* Selected extract *
________
There is a certain redundancy in the complex circuitry and/or components in comparison with the simple ones. Redundancy can be defined as follows: (1) Redundancy is the presence of more means (components, channels, higher safety factors, additional tests and so on) than are really necessary for the simple fulfilling of the desired function; (2) redundancy obviously does not “improve” the function, which is performed anyway. Redundancy only improves reliability and/or safety.

Some safety professionals believe that redundancy is only the doubling or tripling, and so on, of the system. This is a very limited interpretation, as redundancy may be interpreted much more broadly and flexibly. Redundancy may be not only included in the hardware; it may be included in the software too. Improving the safety factor (e.g., a stronger rope instead of a weaker rope) may also be considered as a form of redundancy.

Entropy

Entropy, a term found mostly in thermodynamics and astronomy, may be defined as follows: Everything tends towards decay. Therefore, it is absolutely certain that all components, subsystems or systems, independently of the technology in use, will fail sometime. This means that there are no 100% reliable and/or safe systems, subsystems or components. All of them are merely more or less reliable and safe, depending on the structure’s complexity. The failures which inevitably occur earlier or later demonstrate the action of entropy.

The only means available to designers to counter entropy is redundancy, which is achieved by (a) introducing more reliability into the components and (b) providing more safety throughout the circuit architecture. Only by sufficiently raising the probability that the required function will be performed for the required period of time, can designers in some degree defend against entropy.

Risk Assessment

The greater the potential risk, the higher the reliability and/or safety (against failures) that is required (and vice versa). This is illustrated by the following two cases:

Case 1

Access to the mould tool fixed in an injection moulding machine is safeguarded by a door. If the door is closed, the machine may work, and if the door is opened, all dangerous movements have to be stopped. Under no circumstances (even in case of failure in the safety-related channel) may any movements, especially those which operate the tool, occur.

Case 2

Access to an automatically controlled assembly line that assembles small plastic components under pneumatic pressure is guarded by a door. If this door is opened, the line will have to be stopped.

In Case 1, if the door-supervising control system should fail, a serious injury may occur if the tool is closed unexpectedly. In Case 2, only slight injury or insignificant harm may result if the door-supervising control system fails.

It is obvious that in the first case much more redundancy must be introduced to attain the reliability and/or safety (against failure) required to protect against extreme high risk. In fact, according to European Standard EN 201, the supervising control system of the injection moulding machine door has to have three channels; two of which are electrical and mutually supervised and one of which is mostly equipped with hydraulics and testing circuits. All these three supervising functions relate to the same door.

Conversely, in applications like that described in Case 2, a single channel activated by a switch with positive action is appropriate to the risk.

Control Categories

Because all of the above considerations are generally based on information theory and consequently are valid for all technologies, it does not matter whether the control system is based on electronic, electro-mechanical, mechanical, hydraulic or pneumatic components (or a mixture of them), or on some other technology. The inventiveness of the designer on the one hand and economic questions on the other hand are the primary factors affecting a nearly endless number of solutions as to how to realize safety-relevant channels.

To prevent confusion, it is practical to set certain sorting criteria. The most typical channel structures used in machine controls for performing safety-related functions are categorized according to:

reliability
behaviour in case of failure
failure-disclosing time.
________
* Information provided *
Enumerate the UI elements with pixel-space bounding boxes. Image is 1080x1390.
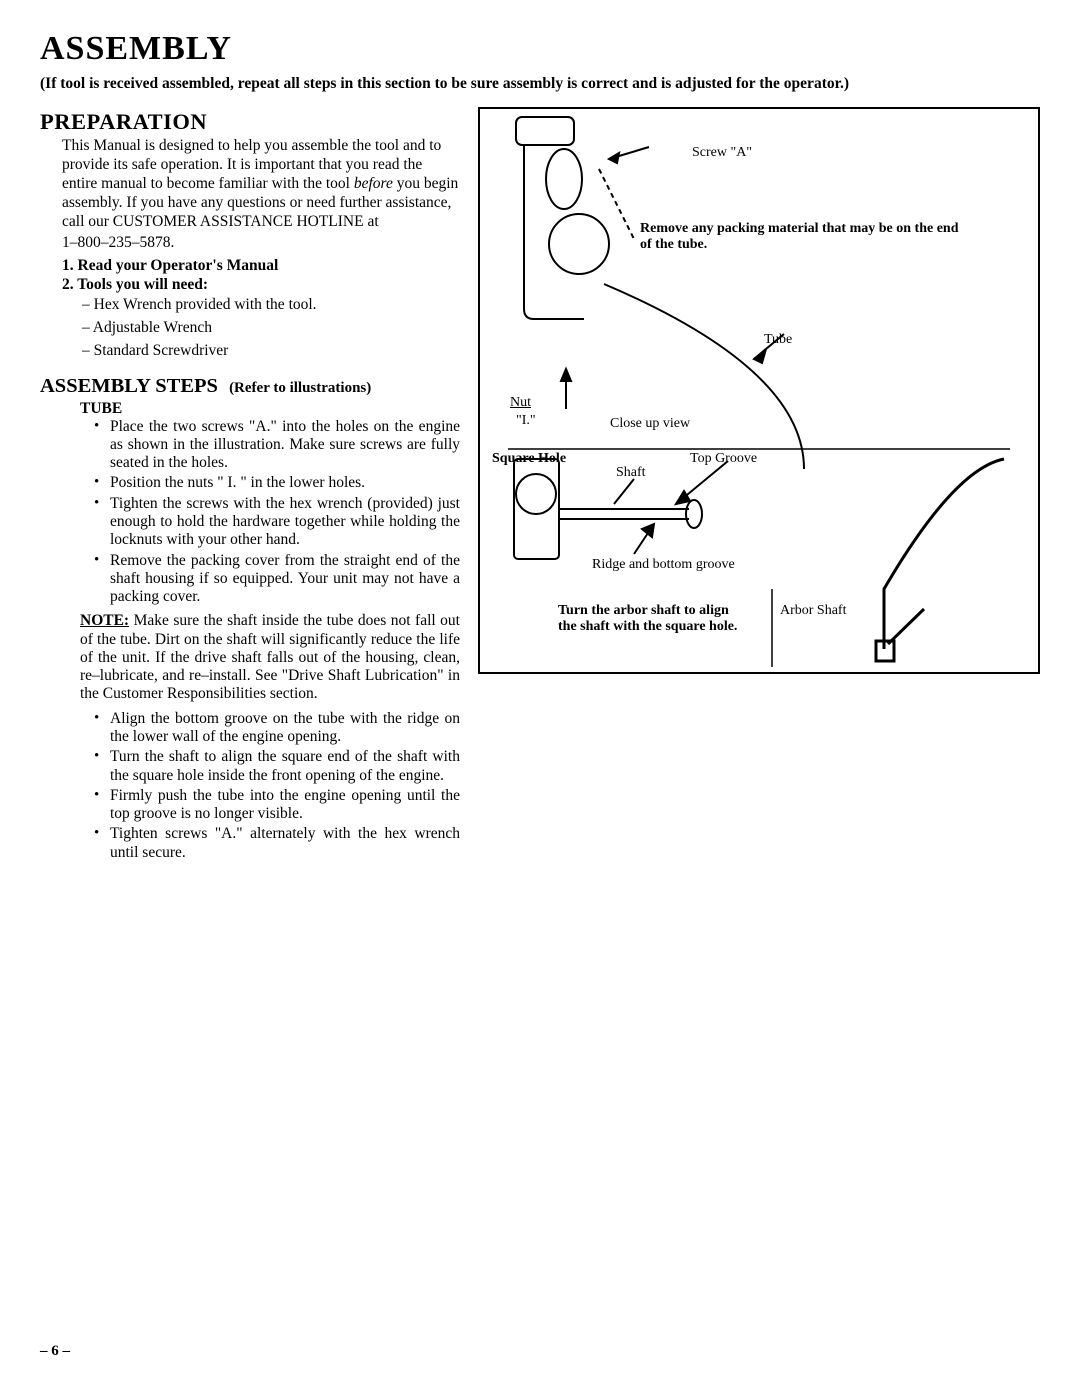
________
* Aim of the exercise *
Extend the passage on redundancy and safety in machine controls, picking up right after its last sentence. The listing plays no part in the work here.

* Result of the exercise *
Their combinations (not all possible combinations are shown) are illustrated in table 1.

Table 1. Some possible combinations of circuit structures in machine controls for safety-related functions

Criteria (Questions)	Basic strategy
	By raising the reliability (is the occurrence of failure shifted to the possibly far future?)			By suitable circuit structure (architecture) failure will be at least detected (Cat. 2) or failure effect on the channel will be eliminated (Cat. 3) or failure will be disclosed immediately (Cat. 4)
	Categories
	This solution is basically wrong	B	1	2	3	4
Can the circuit components with stand the expected influences; are they constructed according to state of the art?	No	Yes	Yes	Yes	Yes	Yes
Have well tried components and/or methods been used?	No	No	Yes	Yes	Yes	Yes
Can a failure be detected automatically?	No	No	No	Yes	Yes	Yes
Does a failure prevent the performing of the safety-related function?	Yes	Yes	Yes	Yes	No	No
When will the failure be detected?	Never	Never	Never	Early (latest at the end of interval that is not longer than one machine cycle)		Immediately (when the signal loses dynamical character)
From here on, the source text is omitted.